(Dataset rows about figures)
** BEGIN **
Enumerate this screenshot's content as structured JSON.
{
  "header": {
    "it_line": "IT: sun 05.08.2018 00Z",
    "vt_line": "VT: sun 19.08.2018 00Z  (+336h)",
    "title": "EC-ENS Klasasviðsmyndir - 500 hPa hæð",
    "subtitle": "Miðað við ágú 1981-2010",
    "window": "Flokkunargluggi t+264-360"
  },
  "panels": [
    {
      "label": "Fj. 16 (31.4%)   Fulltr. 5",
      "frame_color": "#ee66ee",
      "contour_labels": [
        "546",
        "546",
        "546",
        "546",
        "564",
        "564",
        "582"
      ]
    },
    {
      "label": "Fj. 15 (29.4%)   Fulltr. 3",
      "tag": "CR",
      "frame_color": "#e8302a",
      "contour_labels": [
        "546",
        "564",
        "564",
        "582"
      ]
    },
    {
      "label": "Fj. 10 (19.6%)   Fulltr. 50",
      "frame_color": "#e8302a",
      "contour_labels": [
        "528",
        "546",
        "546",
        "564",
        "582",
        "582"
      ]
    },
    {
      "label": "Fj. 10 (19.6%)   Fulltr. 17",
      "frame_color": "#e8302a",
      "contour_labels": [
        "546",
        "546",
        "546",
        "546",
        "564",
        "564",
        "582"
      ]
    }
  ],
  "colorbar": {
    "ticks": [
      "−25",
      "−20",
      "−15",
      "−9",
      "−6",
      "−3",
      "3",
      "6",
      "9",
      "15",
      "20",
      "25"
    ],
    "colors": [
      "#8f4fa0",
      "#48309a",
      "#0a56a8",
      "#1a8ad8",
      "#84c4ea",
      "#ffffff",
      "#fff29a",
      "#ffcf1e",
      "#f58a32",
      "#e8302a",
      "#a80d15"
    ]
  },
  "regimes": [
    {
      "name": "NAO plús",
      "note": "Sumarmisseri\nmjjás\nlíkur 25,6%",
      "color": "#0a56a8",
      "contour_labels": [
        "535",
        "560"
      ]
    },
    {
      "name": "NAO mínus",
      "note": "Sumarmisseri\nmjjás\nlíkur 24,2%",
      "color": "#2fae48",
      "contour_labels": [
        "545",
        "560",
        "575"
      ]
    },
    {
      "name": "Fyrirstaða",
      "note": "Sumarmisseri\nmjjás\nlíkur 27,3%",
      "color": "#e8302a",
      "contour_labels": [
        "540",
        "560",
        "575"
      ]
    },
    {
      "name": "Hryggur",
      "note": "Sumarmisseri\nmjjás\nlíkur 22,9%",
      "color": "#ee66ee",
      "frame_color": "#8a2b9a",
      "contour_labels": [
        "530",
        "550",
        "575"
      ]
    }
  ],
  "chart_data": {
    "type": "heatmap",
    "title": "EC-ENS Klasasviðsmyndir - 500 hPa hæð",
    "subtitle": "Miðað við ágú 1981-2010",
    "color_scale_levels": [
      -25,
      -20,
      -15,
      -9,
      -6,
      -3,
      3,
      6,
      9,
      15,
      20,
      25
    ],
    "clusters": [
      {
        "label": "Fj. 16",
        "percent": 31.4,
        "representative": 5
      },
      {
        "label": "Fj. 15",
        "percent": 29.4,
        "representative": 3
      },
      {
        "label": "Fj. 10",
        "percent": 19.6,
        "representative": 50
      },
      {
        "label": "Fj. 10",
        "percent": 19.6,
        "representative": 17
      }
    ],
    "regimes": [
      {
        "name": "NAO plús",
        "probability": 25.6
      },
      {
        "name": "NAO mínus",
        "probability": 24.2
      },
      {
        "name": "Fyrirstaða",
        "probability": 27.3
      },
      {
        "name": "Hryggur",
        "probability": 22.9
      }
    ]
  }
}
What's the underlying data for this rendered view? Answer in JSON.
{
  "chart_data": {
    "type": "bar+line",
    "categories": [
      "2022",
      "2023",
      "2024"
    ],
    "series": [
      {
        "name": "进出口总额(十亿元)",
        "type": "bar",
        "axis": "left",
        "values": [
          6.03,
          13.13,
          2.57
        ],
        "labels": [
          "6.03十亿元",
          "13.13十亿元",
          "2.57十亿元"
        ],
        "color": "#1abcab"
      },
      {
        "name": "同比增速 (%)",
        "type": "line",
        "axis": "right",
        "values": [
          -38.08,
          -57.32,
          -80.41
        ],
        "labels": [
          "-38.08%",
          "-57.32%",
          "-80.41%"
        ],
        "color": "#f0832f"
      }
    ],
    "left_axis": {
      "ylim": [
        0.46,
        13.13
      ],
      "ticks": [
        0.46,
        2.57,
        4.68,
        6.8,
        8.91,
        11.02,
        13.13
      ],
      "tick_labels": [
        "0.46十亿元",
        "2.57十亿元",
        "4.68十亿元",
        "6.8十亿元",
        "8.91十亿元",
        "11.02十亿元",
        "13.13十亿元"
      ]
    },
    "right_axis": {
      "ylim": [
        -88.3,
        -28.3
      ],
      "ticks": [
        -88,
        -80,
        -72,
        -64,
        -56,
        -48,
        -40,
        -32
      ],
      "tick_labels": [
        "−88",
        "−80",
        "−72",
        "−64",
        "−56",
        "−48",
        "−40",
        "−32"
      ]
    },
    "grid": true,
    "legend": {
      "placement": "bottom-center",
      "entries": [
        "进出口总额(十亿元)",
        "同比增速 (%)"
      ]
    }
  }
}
** END **
Repeat every entry exactly as written above.

COMPLETED TASK:
Enumerate this screenshot's content as structured JSON.
{
  "header": {
    "it_line": "IT: sun 05.08.2018 00Z",
    "vt_line": "VT: sun 19.08.2018 00Z  (+336h)",
    "title": "EC-ENS Klasasviðsmyndir - 500 hPa hæð",
    "subtitle": "Miðað við ágú 1981-2010",
    "window": "Flokkunargluggi t+264-360"
  },
  "panels": [
    {
      "label": "Fj. 16 (31.4%)   Fulltr. 5",
      "frame_color": "#ee66ee",
      "contour_labels": [
        "546",
        "546",
        "546",
        "546",
        "564",
        "564",
        "582"
      ]
    },
    {
      "label": "Fj. 15 (29.4%)   Fulltr. 3",
      "tag": "CR",
      "frame_color": "#e8302a",
      "contour_labels": [
        "546",
        "564",
        "564",
        "582"
      ]
    },
    {
      "label": "Fj. 10 (19.6%)   Fulltr. 50",
      "frame_color": "#e8302a",
      "contour_labels": [
        "528",
        "546",
        "546",
        "564",
        "582",
        "582"
      ]
    },
    {
      "label": "Fj. 10 (19.6%)   Fulltr. 17",
      "frame_color": "#e8302a",
      "contour_labels": [
        "546",
        "546",
        "546",
        "546",
        "564",
        "564",
        "582"
      ]
    }
  ],
  "colorbar": {
    "ticks": [
      "−25",
      "−20",
      "−15",
      "−9",
      "−6",
      "−3",
      "3",
      "6",
      "9",
      "15",
      "20",
      "25"
    ],
    "colors": [
      "#8f4fa0",
      "#48309a",
      "#0a56a8",
      "#1a8ad8",
      "#84c4ea",
      "#ffffff",
      "#fff29a",
      "#ffcf1e",
      "#f58a32",
      "#e8302a",
      "#a80d15"
    ]
  },
  "regimes": [
    {
      "name": "NAO plús",
      "note": "Sumarmisseri\nmjjás\nlíkur 25,6%",
      "color": "#0a56a8",
      "contour_labels": [
        "535",
        "560"
      ]
    },
    {
      "name": "NAO mínus",
      "note": "Sumarmisseri\nmjjás\nlíkur 24,2%",
      "color": "#2fae48",
      "contour_labels": [
        "545",
        "560",
        "575"
      ]
    },
    {
      "name": "Fyrirstaða",
      "note": "Sumarmisseri\nmjjás\nlíkur 27,3%",
      "color": "#e8302a",
      "contour_labels": [
        "540",
        "560",
        "575"
      ]
    },
    {
      "name": "Hryggur",
      "note": "Sumarmisseri\nmjjás\nlíkur 22,9%",
      "color": "#ee66ee",
      "frame_color": "#8a2b9a",
      "contour_labels": [
        "530",
        "550",
        "575"
      ]
    }
  ],
  "chart_data": {
    "type": "heatmap",
    "title": "EC-ENS Klasasviðsmyndir - 500 hPa hæð",
    "subtitle": "Miðað við ágú 1981-2010",
    "color_scale_levels": [
      -25,
      -20,
      -15,
      -9,
      -6,
      -3,
      3,
      6,
      9,
      15,
      20,
      25
    ],
    "clusters": [
      {
        "label": "Fj. 16",
        "percent": 31.4,
        "representative": 5
      },
      {
        "label": "Fj. 15",
        "percent": 29.4,
        "representative": 3
      },
      {
        "label": "Fj. 10",
        "percent": 19.6,
        "representative": 50
      },
      {
        "label": "Fj. 10",
        "percent": 19.6,
        "representative": 17
      }
    ],
    "regimes": [
      {
        "name": "NAO plús",
        "probability": 25.6
      },
      {
        "name": "NAO mínus",
        "probability": 24.2
      },
      {
        "name": "Fyrirstaða",
        "probability": 27.3
      },
      {
        "name": "Hryggur",
        "probability": 22.9
      }
    ]
  }
}
What's the underlying data for this rendered view? Answer in JSON.
{
  "chart_data": {
    "type": "bar+line",
    "categories": [
      "2022",
      "2023",
      "2024"
    ],
    "series": [
      {
        "name": "进出口总额(十亿元)",
        "type": "bar",
        "axis": "left",
        "values": [
          6.03,
          13.13,
          2.57
        ],
        "labels": [
          "6.03十亿元",
          "13.13十亿元",
          "2.57十亿元"
        ],
        "color": "#1abcab"
      },
      {
        "name": "同比增速 (%)",
        "type": "line",
        "axis": "right",
        "values": [
          -38.08,
          -57.32,
          -80.41
        ],
        "labels": [
          "-38.08%",
          "-57.32%",
          "-80.41%"
        ],
        "color": "#f0832f"
      }
    ],
    "left_axis": {
      "ylim": [
        0.46,
        13.13
      ],
      "ticks": [
        0.46,
        2.57,
        4.68,
        6.8,
        8.91,
        11.02,
        13.13
      ],
      "tick_labels": [
        "0.46十亿元",
        "2.57十亿元",
        "4.68十亿元",
        "6.8十亿元",
        "8.91十亿元",
        "11.02十亿元",
        "13.13十亿元"
      ]
    },
    "right_axis": {
      "ylim": [
        -88.3,
        -28.3
      ],
      "ticks": [
        -88,
        -80,
        -72,
        -64,
        -56,
        -48,
        -40,
        -32
      ],
      "tick_labels": [
        "−88",
        "−80",
        "−72",
        "−64",
        "−56",
        "−48",
        "−40",
        "−32"
      ]
    },
    "grid": true,
    "legend": {
      "placement": "bottom-center",
      "entries": [
        "进出口总额(十亿元)",
        "同比增速 (%)"
      ]
    }
  }
}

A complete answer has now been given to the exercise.